## start LISTED ENTRIES

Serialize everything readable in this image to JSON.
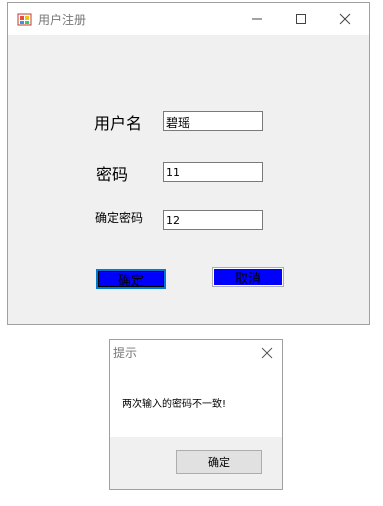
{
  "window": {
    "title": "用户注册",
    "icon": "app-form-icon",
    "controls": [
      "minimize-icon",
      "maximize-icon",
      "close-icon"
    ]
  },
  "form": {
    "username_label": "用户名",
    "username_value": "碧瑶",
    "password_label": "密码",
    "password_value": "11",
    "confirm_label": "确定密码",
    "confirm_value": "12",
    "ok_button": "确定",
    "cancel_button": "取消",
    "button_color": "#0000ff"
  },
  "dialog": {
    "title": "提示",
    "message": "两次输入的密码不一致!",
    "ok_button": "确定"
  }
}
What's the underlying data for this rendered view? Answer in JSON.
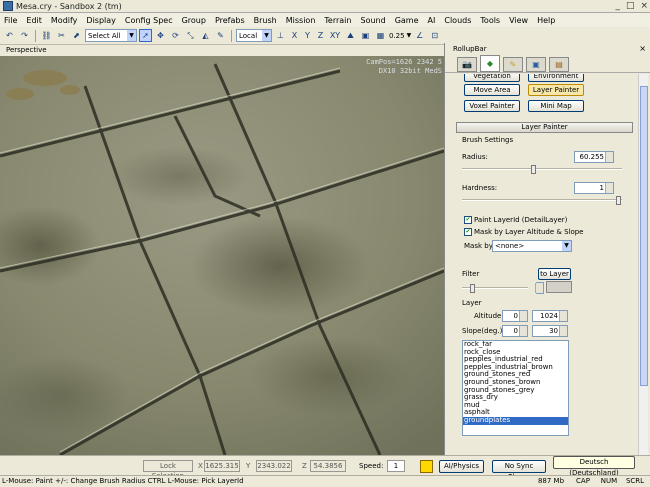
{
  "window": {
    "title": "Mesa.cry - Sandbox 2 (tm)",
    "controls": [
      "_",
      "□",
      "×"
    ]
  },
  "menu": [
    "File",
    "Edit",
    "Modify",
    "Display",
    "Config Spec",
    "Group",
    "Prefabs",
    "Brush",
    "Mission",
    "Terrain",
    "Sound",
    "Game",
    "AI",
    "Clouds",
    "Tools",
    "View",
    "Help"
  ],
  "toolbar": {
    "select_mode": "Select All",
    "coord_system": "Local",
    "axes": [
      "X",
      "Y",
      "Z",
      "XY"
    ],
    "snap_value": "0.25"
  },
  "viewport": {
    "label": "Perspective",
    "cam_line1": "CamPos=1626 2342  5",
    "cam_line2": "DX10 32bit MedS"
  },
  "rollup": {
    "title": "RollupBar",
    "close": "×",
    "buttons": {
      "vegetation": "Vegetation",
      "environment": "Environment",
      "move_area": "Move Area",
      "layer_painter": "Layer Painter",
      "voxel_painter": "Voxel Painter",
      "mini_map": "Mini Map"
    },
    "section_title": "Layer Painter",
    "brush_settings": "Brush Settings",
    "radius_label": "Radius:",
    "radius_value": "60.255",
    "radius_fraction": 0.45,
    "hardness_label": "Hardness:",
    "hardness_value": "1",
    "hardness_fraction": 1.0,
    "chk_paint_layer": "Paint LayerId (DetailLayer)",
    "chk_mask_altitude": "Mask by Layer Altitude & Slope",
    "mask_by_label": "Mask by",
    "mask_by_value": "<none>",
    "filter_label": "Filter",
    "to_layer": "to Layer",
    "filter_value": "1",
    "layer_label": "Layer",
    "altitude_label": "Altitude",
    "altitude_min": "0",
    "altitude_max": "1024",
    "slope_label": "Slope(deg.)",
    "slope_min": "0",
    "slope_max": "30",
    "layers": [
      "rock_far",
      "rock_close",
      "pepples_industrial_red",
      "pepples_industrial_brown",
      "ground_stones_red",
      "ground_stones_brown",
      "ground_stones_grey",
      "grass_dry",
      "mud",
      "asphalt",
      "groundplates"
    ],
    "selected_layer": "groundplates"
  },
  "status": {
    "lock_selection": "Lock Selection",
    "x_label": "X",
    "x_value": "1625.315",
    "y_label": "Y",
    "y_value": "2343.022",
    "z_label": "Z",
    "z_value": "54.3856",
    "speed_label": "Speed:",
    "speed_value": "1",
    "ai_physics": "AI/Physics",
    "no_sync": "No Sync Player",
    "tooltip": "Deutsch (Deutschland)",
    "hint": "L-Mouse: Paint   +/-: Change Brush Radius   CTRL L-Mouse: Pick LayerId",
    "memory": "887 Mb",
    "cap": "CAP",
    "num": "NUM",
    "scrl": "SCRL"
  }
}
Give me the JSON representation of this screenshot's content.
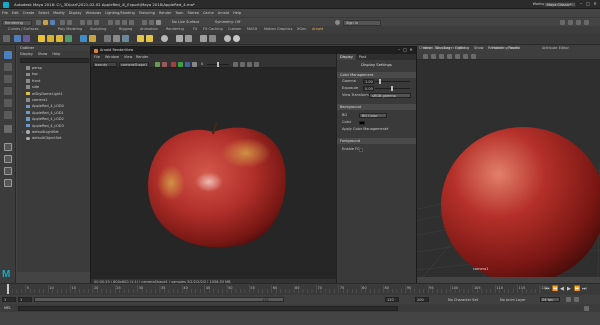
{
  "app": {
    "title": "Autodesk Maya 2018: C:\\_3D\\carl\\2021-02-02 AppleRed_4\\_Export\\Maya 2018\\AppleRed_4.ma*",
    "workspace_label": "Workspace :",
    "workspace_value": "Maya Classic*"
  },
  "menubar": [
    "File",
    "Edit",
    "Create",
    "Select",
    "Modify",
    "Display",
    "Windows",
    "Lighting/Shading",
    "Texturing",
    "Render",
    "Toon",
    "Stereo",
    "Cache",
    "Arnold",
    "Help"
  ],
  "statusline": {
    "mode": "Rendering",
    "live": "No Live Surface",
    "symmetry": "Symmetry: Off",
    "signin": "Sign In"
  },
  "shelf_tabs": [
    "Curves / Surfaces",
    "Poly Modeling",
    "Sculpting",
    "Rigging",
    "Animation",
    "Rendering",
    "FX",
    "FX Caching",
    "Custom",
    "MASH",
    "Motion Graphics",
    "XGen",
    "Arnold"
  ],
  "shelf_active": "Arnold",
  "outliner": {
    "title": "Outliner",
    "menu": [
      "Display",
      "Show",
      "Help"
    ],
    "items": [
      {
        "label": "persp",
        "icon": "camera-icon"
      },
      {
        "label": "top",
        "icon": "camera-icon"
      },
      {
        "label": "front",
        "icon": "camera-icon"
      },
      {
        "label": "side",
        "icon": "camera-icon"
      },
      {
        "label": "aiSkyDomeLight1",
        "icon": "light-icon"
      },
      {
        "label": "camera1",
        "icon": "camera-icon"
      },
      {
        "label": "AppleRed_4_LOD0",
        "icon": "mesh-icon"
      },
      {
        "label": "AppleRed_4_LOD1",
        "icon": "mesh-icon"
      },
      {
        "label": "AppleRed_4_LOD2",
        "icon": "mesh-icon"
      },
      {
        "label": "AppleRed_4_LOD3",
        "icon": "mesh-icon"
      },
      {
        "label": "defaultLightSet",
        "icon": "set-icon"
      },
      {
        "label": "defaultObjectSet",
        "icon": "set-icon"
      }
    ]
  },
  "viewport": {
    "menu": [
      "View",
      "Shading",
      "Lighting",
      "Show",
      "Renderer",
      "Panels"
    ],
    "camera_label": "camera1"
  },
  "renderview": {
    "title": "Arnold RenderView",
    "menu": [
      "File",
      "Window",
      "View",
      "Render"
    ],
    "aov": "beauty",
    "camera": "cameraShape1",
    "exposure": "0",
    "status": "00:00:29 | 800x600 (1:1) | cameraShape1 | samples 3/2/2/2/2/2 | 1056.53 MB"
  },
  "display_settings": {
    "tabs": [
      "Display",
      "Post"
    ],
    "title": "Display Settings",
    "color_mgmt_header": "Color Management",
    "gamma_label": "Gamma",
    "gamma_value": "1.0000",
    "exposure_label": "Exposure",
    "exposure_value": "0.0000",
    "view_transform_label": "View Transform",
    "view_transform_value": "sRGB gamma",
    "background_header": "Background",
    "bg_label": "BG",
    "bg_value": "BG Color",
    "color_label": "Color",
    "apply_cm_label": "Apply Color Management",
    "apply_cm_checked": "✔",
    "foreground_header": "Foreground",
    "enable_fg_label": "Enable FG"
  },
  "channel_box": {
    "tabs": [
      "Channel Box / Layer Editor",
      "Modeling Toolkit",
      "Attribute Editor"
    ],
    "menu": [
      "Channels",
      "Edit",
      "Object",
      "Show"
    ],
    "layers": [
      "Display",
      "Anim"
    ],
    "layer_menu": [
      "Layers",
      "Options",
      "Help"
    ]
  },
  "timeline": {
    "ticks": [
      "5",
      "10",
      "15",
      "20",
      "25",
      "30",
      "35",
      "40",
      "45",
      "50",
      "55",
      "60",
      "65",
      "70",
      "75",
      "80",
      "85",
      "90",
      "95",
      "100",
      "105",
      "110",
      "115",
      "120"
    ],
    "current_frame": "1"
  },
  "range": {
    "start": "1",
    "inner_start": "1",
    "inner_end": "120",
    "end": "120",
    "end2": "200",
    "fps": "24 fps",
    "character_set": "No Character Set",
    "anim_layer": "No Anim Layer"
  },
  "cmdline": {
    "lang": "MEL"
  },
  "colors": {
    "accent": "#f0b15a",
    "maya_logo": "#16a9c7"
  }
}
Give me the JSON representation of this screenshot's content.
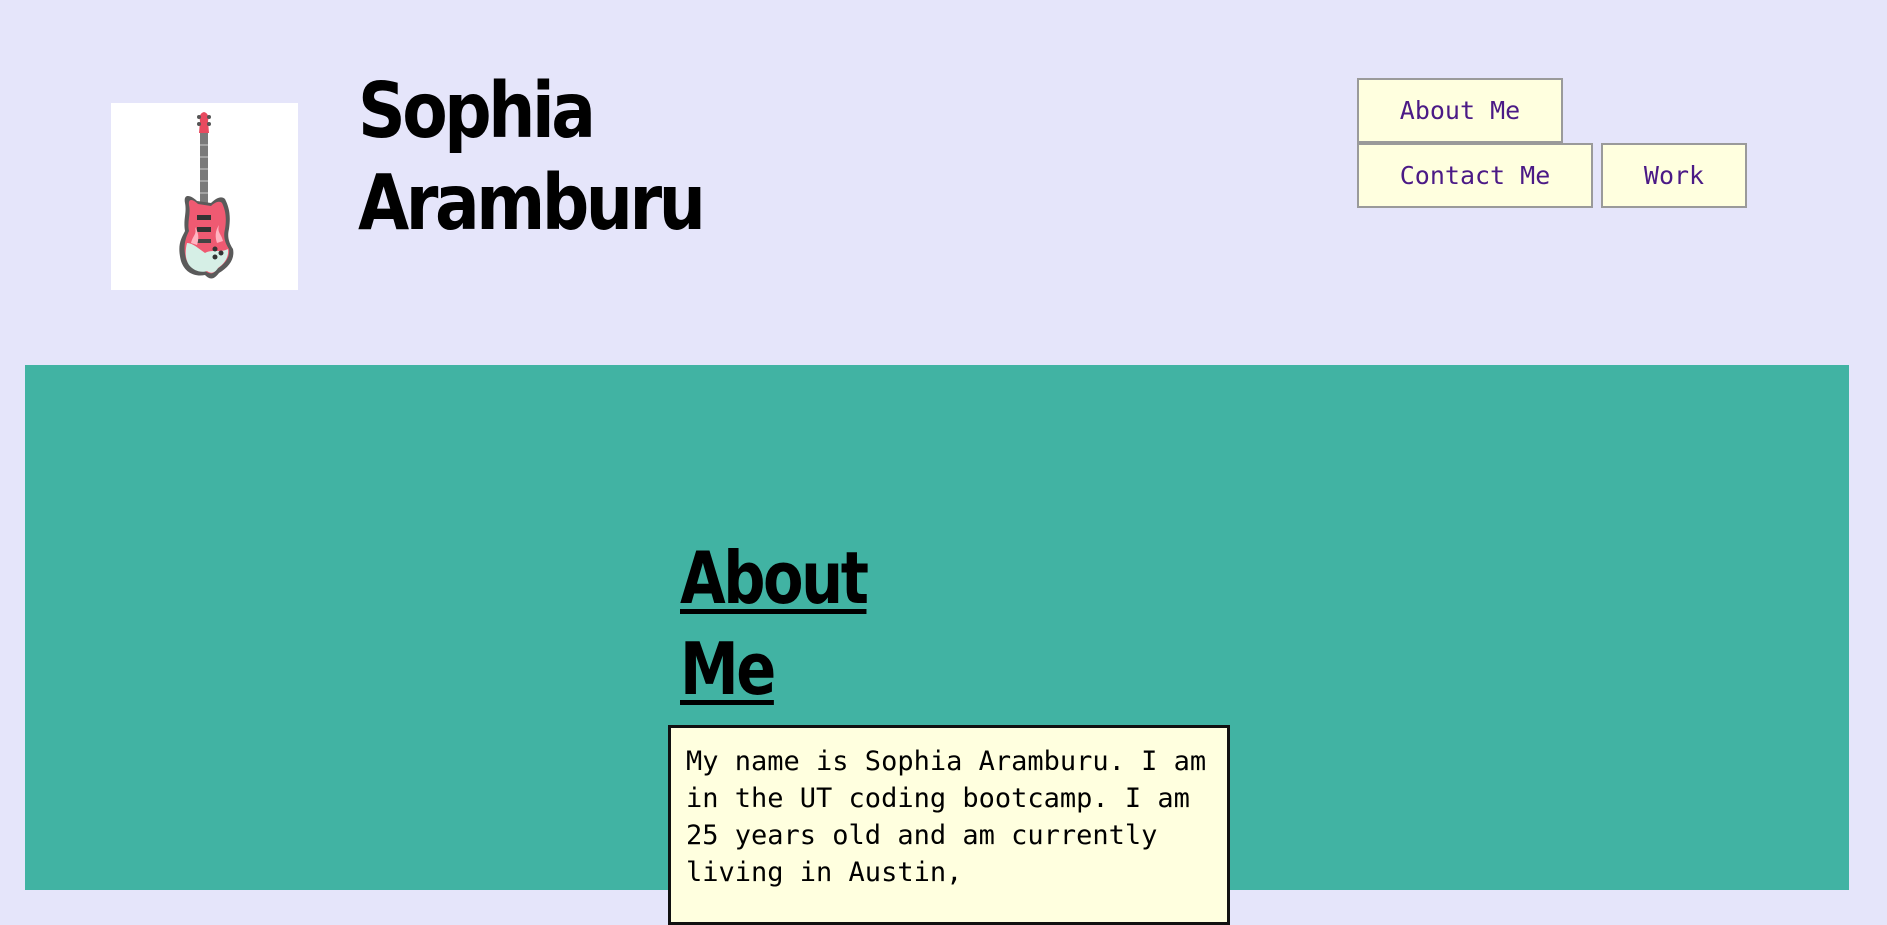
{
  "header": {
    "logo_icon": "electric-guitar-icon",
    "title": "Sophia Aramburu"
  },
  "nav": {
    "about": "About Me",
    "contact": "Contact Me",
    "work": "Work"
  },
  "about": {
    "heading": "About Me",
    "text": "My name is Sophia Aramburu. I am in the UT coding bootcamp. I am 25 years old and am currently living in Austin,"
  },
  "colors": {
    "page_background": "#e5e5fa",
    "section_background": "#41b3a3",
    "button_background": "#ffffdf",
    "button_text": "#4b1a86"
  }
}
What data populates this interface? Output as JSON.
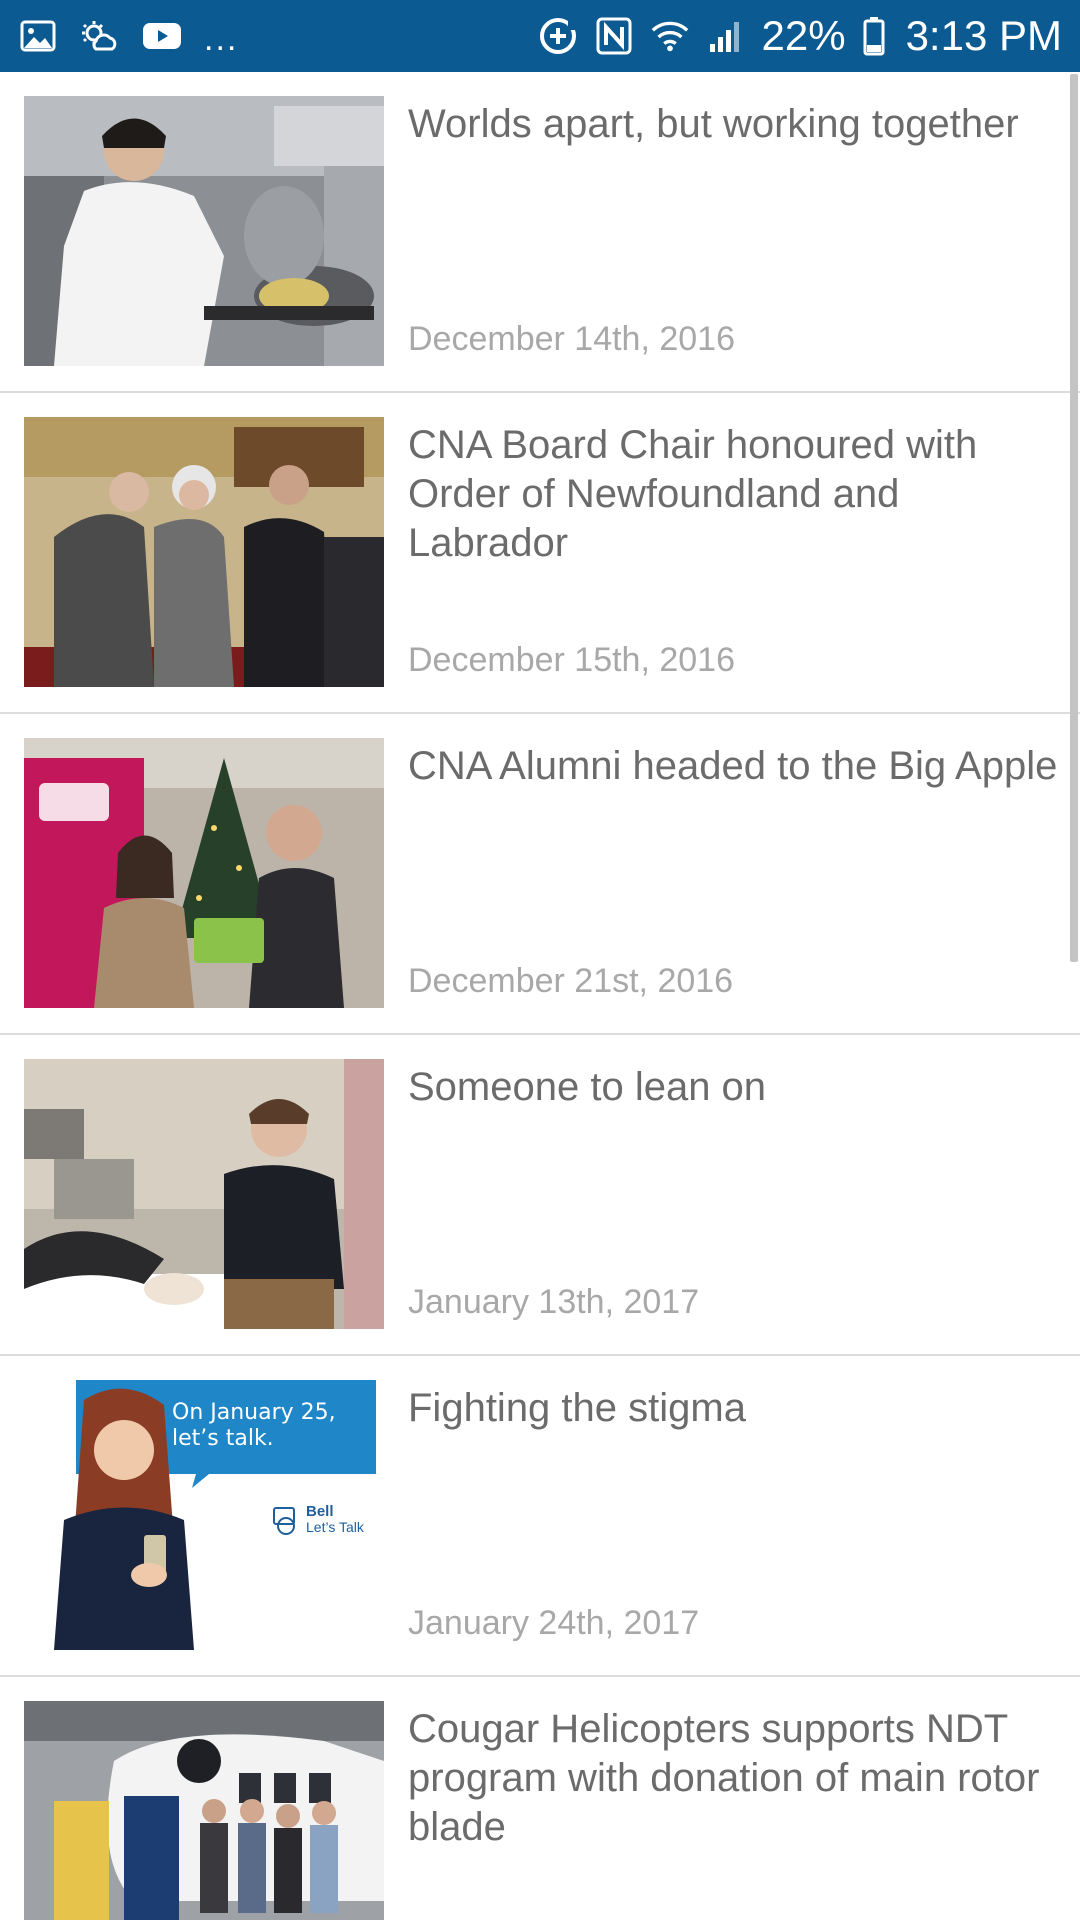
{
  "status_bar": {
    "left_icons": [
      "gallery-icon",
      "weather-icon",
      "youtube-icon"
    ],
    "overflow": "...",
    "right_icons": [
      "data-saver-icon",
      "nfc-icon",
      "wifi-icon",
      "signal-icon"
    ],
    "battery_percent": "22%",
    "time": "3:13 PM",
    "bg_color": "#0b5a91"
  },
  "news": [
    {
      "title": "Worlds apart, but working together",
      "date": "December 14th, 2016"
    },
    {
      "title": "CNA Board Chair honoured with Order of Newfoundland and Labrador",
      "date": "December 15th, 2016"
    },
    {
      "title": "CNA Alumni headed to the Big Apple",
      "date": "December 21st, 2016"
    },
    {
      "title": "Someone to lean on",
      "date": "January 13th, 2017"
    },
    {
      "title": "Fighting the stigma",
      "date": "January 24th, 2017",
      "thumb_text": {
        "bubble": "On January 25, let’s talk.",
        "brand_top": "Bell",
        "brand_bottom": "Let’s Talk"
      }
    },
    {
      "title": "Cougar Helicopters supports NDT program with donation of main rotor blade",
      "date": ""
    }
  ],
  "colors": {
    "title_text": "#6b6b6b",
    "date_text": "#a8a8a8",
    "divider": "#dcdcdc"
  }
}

## end LISTED ENTRIES

WORK REQUIRED
Say how many lines contain "this", and give nothing but that number.

THE OUTPUT
5